— Begin —

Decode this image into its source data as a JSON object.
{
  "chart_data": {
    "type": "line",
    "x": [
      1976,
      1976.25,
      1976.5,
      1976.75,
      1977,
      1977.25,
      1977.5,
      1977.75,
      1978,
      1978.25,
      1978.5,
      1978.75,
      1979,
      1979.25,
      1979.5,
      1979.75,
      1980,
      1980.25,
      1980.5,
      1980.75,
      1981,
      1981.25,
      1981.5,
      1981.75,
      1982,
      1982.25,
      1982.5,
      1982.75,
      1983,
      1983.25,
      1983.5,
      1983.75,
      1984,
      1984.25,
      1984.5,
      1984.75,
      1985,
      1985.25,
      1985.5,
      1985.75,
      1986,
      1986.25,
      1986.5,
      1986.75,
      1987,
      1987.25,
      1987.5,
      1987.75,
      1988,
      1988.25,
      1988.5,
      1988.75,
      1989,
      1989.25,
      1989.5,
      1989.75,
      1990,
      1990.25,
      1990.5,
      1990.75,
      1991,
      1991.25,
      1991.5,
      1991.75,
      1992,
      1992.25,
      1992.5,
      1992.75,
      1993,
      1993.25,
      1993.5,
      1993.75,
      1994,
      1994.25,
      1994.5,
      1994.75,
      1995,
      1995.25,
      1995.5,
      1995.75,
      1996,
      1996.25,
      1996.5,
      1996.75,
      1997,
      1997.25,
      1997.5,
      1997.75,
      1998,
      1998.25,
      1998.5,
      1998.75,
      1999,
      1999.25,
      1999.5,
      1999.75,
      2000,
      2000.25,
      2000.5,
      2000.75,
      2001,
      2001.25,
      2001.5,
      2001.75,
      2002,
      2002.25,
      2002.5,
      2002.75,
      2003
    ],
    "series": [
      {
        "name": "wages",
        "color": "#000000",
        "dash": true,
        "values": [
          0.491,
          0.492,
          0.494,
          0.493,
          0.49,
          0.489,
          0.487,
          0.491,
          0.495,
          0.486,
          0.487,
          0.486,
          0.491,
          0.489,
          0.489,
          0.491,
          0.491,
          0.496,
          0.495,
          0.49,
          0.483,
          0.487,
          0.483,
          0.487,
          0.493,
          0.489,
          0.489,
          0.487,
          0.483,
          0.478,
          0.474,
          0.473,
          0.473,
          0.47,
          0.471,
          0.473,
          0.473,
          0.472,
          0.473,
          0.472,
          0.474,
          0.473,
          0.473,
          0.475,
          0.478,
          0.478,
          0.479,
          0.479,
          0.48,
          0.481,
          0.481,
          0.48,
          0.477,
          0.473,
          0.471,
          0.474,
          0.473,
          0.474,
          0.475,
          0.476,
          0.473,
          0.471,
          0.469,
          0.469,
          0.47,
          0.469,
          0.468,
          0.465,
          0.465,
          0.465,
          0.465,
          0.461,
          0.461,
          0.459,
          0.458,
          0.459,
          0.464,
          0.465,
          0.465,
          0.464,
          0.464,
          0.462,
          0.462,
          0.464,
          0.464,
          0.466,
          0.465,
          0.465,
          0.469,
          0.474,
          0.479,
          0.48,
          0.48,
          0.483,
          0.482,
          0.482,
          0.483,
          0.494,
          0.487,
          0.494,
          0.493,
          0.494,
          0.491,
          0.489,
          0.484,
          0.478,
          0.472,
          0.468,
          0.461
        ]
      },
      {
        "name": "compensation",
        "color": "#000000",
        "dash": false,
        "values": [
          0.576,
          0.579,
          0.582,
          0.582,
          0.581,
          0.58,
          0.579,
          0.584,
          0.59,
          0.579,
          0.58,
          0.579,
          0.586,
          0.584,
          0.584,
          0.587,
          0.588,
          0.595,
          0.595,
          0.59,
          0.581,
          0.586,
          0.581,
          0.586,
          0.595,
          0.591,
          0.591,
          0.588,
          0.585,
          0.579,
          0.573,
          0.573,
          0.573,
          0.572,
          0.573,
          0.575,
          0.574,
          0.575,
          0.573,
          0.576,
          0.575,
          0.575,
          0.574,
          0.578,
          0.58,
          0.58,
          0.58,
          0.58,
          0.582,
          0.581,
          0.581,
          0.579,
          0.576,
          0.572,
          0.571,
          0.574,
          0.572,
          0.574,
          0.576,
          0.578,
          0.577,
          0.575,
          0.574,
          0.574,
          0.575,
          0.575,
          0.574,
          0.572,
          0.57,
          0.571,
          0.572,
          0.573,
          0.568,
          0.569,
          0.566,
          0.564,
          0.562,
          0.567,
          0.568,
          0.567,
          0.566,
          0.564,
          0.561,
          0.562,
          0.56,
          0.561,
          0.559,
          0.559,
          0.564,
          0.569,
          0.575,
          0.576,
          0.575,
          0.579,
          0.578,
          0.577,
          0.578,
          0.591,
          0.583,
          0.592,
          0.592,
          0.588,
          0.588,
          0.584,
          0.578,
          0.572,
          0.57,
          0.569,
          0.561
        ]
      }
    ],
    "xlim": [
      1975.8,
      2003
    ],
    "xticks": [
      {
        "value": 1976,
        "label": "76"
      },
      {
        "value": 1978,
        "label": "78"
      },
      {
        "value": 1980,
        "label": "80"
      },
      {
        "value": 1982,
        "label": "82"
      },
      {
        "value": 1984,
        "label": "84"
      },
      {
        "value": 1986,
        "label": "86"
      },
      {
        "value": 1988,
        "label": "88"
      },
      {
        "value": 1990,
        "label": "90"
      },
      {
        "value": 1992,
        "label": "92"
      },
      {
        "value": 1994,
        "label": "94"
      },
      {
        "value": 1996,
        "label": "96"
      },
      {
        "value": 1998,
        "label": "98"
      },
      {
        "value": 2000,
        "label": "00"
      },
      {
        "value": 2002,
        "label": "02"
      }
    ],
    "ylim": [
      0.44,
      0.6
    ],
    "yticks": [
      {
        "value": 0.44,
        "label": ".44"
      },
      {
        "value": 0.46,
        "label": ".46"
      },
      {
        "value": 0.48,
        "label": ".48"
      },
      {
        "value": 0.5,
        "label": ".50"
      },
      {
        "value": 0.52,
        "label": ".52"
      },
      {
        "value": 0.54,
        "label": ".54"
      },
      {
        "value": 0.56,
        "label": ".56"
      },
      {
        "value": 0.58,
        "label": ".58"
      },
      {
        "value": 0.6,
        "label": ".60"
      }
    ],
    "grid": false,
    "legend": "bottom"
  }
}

— End —

GOAL: Write out the data exactly as it stands.

RESPONSE TO THIS TASK:
Decode this image into its source data as a JSON object.
{
  "chart_data": {
    "type": "line",
    "x": [
      1976,
      1976.25,
      1976.5,
      1976.75,
      1977,
      1977.25,
      1977.5,
      1977.75,
      1978,
      1978.25,
      1978.5,
      1978.75,
      1979,
      1979.25,
      1979.5,
      1979.75,
      1980,
      1980.25,
      1980.5,
      1980.75,
      1981,
      1981.25,
      1981.5,
      1981.75,
      1982,
      1982.25,
      1982.5,
      1982.75,
      1983,
      1983.25,
      1983.5,
      1983.75,
      1984,
      1984.25,
      1984.5,
      1984.75,
      1985,
      1985.25,
      1985.5,
      1985.75,
      1986,
      1986.25,
      1986.5,
      1986.75,
      1987,
      1987.25,
      1987.5,
      1987.75,
      1988,
      1988.25,
      1988.5,
      1988.75,
      1989,
      1989.25,
      1989.5,
      1989.75,
      1990,
      1990.25,
      1990.5,
      1990.75,
      1991,
      1991.25,
      1991.5,
      1991.75,
      1992,
      1992.25,
      1992.5,
      1992.75,
      1993,
      1993.25,
      1993.5,
      1993.75,
      1994,
      1994.25,
      1994.5,
      1994.75,
      1995,
      1995.25,
      1995.5,
      1995.75,
      1996,
      1996.25,
      1996.5,
      1996.75,
      1997,
      1997.25,
      1997.5,
      1997.75,
      1998,
      1998.25,
      1998.5,
      1998.75,
      1999,
      1999.25,
      1999.5,
      1999.75,
      2000,
      2000.25,
      2000.5,
      2000.75,
      2001,
      2001.25,
      2001.5,
      2001.75,
      2002,
      2002.25,
      2002.5,
      2002.75,
      2003
    ],
    "series": [
      {
        "name": "wages",
        "color": "#000000",
        "dash": true,
        "values": [
          0.491,
          0.492,
          0.494,
          0.493,
          0.49,
          0.489,
          0.487,
          0.491,
          0.495,
          0.486,
          0.487,
          0.486,
          0.491,
          0.489,
          0.489,
          0.491,
          0.491,
          0.496,
          0.495,
          0.49,
          0.483,
          0.487,
          0.483,
          0.487,
          0.493,
          0.489,
          0.489,
          0.487,
          0.483,
          0.478,
          0.474,
          0.473,
          0.473,
          0.47,
          0.471,
          0.473,
          0.473,
          0.472,
          0.473,
          0.472,
          0.474,
          0.473,
          0.473,
          0.475,
          0.478,
          0.478,
          0.479,
          0.479,
          0.48,
          0.481,
          0.481,
          0.48,
          0.477,
          0.473,
          0.471,
          0.474,
          0.473,
          0.474,
          0.475,
          0.476,
          0.473,
          0.471,
          0.469,
          0.469,
          0.47,
          0.469,
          0.468,
          0.465,
          0.465,
          0.465,
          0.465,
          0.461,
          0.461,
          0.459,
          0.458,
          0.459,
          0.464,
          0.465,
          0.465,
          0.464,
          0.464,
          0.462,
          0.462,
          0.464,
          0.464,
          0.466,
          0.465,
          0.465,
          0.469,
          0.474,
          0.479,
          0.48,
          0.48,
          0.483,
          0.482,
          0.482,
          0.483,
          0.494,
          0.487,
          0.494,
          0.493,
          0.494,
          0.491,
          0.489,
          0.484,
          0.478,
          0.472,
          0.468,
          0.461
        ]
      },
      {
        "name": "compensation",
        "color": "#000000",
        "dash": false,
        "values": [
          0.576,
          0.579,
          0.582,
          0.582,
          0.581,
          0.58,
          0.579,
          0.584,
          0.59,
          0.579,
          0.58,
          0.579,
          0.586,
          0.584,
          0.584,
          0.587,
          0.588,
          0.595,
          0.595,
          0.59,
          0.581,
          0.586,
          0.581,
          0.586,
          0.595,
          0.591,
          0.591,
          0.588,
          0.585,
          0.579,
          0.573,
          0.573,
          0.573,
          0.572,
          0.573,
          0.575,
          0.574,
          0.575,
          0.573,
          0.576,
          0.575,
          0.575,
          0.574,
          0.578,
          0.58,
          0.58,
          0.58,
          0.58,
          0.582,
          0.581,
          0.581,
          0.579,
          0.576,
          0.572,
          0.571,
          0.574,
          0.572,
          0.574,
          0.576,
          0.578,
          0.577,
          0.575,
          0.574,
          0.574,
          0.575,
          0.575,
          0.574,
          0.572,
          0.57,
          0.571,
          0.572,
          0.573,
          0.568,
          0.569,
          0.566,
          0.564,
          0.562,
          0.567,
          0.568,
          0.567,
          0.566,
          0.564,
          0.561,
          0.562,
          0.56,
          0.561,
          0.559,
          0.559,
          0.564,
          0.569,
          0.575,
          0.576,
          0.575,
          0.579,
          0.578,
          0.577,
          0.578,
          0.591,
          0.583,
          0.592,
          0.592,
          0.588,
          0.588,
          0.584,
          0.578,
          0.572,
          0.57,
          0.569,
          0.561
        ]
      }
    ],
    "xlim": [
      1975.8,
      2003
    ],
    "xticks": [
      {
        "value": 1976,
        "label": "76"
      },
      {
        "value": 1978,
        "label": "78"
      },
      {
        "value": 1980,
        "label": "80"
      },
      {
        "value": 1982,
        "label": "82"
      },
      {
        "value": 1984,
        "label": "84"
      },
      {
        "value": 1986,
        "label": "86"
      },
      {
        "value": 1988,
        "label": "88"
      },
      {
        "value": 1990,
        "label": "90"
      },
      {
        "value": 1992,
        "label": "92"
      },
      {
        "value": 1994,
        "label": "94"
      },
      {
        "value": 1996,
        "label": "96"
      },
      {
        "value": 1998,
        "label": "98"
      },
      {
        "value": 2000,
        "label": "00"
      },
      {
        "value": 2002,
        "label": "02"
      }
    ],
    "ylim": [
      0.44,
      0.6
    ],
    "yticks": [
      {
        "value": 0.44,
        "label": ".44"
      },
      {
        "value": 0.46,
        "label": ".46"
      },
      {
        "value": 0.48,
        "label": ".48"
      },
      {
        "value": 0.5,
        "label": ".50"
      },
      {
        "value": 0.52,
        "label": ".52"
      },
      {
        "value": 0.54,
        "label": ".54"
      },
      {
        "value": 0.56,
        "label": ".56"
      },
      {
        "value": 0.58,
        "label": ".58"
      },
      {
        "value": 0.6,
        "label": ".60"
      }
    ],
    "grid": false,
    "legend": "bottom"
  }
}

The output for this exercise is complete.